GIVEN EXERCISE:
Collect all lines from the records below that include the word "color".

(Saved entries)
---+---
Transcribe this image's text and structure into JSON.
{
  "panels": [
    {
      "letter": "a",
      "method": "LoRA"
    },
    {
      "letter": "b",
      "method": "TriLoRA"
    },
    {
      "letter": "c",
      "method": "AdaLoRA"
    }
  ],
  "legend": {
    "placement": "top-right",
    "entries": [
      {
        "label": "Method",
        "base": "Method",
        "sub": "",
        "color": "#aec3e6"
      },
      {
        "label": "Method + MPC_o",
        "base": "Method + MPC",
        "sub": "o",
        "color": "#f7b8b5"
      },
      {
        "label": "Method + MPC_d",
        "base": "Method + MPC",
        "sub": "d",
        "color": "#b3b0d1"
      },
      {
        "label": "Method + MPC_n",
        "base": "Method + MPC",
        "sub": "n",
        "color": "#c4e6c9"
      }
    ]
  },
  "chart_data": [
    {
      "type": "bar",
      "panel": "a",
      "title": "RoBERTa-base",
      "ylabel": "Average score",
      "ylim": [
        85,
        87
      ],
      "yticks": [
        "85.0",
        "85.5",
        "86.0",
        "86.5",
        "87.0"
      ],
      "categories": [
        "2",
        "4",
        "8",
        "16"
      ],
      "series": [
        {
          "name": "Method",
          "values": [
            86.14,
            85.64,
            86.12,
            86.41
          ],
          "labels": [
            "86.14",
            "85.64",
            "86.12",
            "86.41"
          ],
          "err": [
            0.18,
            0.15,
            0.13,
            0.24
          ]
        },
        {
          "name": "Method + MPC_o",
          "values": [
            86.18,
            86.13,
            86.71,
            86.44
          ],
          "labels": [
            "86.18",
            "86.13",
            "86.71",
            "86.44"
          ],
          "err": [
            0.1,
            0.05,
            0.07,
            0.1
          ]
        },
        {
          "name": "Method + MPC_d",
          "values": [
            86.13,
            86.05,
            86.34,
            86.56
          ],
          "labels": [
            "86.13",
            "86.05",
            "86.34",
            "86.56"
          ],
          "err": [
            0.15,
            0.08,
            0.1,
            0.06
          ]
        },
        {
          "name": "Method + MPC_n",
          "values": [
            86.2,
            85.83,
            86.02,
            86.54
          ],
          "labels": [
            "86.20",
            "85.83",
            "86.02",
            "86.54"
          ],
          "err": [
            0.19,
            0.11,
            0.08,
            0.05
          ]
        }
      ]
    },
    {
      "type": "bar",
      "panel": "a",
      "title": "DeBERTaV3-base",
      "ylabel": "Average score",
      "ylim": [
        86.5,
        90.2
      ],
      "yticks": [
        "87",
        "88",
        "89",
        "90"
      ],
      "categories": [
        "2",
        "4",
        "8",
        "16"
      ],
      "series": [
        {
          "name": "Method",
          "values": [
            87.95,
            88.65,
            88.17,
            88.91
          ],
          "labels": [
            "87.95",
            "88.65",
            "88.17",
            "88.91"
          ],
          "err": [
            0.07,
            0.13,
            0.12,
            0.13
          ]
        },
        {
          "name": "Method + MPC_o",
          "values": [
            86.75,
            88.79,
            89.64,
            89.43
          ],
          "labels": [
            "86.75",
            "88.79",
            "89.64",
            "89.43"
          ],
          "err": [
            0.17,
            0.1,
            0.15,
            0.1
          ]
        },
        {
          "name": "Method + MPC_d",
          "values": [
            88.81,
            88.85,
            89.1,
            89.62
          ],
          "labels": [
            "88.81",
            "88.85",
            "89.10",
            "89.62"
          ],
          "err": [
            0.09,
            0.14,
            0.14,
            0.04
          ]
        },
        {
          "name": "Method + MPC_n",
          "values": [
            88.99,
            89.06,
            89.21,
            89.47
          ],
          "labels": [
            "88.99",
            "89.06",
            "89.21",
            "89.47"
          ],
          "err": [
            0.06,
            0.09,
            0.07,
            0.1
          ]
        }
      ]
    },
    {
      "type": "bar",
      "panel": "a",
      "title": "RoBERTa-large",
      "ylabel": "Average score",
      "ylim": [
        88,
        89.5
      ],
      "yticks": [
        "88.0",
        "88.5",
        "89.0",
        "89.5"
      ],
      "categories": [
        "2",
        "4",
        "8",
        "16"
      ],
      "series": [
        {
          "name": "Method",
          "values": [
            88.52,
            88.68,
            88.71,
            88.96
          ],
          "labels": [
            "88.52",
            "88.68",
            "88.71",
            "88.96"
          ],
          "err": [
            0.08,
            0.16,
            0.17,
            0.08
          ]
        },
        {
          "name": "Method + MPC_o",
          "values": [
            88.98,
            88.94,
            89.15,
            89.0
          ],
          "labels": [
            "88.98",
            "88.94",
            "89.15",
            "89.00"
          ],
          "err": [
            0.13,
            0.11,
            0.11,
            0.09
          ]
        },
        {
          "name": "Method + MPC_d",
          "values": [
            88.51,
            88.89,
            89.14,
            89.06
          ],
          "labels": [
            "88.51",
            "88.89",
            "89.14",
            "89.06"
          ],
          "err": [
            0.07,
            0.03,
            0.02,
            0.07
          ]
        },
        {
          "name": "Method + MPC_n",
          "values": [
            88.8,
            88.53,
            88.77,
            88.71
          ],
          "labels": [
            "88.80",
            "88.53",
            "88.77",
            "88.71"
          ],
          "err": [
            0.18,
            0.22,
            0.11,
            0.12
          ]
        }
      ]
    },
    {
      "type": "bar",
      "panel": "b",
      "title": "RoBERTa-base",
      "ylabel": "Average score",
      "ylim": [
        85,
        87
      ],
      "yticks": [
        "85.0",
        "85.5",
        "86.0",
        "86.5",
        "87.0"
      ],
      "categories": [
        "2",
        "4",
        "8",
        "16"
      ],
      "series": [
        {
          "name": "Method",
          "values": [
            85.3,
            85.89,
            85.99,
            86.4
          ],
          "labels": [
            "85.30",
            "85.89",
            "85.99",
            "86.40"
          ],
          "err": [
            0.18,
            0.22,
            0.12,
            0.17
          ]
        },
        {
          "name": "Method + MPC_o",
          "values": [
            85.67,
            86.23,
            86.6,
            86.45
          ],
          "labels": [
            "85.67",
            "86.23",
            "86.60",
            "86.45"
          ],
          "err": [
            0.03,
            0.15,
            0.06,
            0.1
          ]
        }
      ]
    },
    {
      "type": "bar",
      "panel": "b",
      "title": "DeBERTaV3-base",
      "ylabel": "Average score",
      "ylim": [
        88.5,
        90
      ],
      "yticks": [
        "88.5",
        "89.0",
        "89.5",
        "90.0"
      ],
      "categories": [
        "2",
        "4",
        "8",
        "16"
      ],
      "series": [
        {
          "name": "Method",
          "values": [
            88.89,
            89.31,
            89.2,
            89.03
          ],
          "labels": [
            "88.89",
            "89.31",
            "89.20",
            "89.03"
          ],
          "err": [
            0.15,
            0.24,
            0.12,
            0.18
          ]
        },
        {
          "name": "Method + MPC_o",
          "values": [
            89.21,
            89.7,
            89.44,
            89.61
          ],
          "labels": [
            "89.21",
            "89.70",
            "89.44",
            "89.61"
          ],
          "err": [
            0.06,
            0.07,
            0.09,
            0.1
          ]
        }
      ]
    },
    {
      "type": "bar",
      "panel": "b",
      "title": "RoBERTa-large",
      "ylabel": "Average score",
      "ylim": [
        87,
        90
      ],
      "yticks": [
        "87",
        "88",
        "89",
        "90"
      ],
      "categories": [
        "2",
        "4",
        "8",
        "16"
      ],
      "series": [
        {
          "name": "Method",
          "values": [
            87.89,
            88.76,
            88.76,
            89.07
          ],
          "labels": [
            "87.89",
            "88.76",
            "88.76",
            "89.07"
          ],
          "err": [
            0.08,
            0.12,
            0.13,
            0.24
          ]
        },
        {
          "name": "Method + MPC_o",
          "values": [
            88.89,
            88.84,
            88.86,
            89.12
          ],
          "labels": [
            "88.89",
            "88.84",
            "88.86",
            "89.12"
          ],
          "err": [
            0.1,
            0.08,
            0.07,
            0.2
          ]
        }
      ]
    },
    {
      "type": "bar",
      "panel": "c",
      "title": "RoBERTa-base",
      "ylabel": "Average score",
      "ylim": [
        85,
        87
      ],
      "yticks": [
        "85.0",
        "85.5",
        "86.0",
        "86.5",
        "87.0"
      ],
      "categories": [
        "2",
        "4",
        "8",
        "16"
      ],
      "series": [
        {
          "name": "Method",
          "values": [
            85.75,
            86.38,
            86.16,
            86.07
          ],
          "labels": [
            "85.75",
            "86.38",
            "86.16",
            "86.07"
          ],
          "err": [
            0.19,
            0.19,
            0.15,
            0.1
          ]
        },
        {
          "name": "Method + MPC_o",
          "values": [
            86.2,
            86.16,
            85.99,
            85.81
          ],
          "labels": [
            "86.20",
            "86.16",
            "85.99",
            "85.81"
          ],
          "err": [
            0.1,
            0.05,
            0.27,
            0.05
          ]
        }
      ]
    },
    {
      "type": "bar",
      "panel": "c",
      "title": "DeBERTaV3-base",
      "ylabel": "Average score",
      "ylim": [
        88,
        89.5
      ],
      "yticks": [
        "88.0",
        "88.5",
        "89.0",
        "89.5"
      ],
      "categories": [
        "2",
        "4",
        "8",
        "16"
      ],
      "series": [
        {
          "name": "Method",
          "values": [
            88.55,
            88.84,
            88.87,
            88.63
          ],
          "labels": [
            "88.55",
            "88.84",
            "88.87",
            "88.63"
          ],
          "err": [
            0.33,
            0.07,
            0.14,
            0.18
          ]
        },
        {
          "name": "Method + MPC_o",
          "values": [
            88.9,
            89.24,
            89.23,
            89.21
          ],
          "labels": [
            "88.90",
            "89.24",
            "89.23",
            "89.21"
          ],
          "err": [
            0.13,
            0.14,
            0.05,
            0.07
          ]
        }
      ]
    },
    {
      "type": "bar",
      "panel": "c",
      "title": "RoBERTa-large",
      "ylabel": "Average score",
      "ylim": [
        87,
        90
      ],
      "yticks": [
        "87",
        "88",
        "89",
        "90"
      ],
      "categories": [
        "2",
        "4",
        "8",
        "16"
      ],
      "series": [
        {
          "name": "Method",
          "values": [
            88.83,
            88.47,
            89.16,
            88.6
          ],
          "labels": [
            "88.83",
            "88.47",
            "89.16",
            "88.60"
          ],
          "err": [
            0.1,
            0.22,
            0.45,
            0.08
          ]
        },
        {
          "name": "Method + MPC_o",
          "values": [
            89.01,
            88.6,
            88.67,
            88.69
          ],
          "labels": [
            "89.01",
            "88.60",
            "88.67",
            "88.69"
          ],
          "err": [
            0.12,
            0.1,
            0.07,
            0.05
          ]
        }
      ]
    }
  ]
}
---+---
WORKED ANSWER:
        "color": "#aec3e6"
        "color": "#f7b8b5"
        "color": "#b3b0d1"
        "color": "#c4e6c9"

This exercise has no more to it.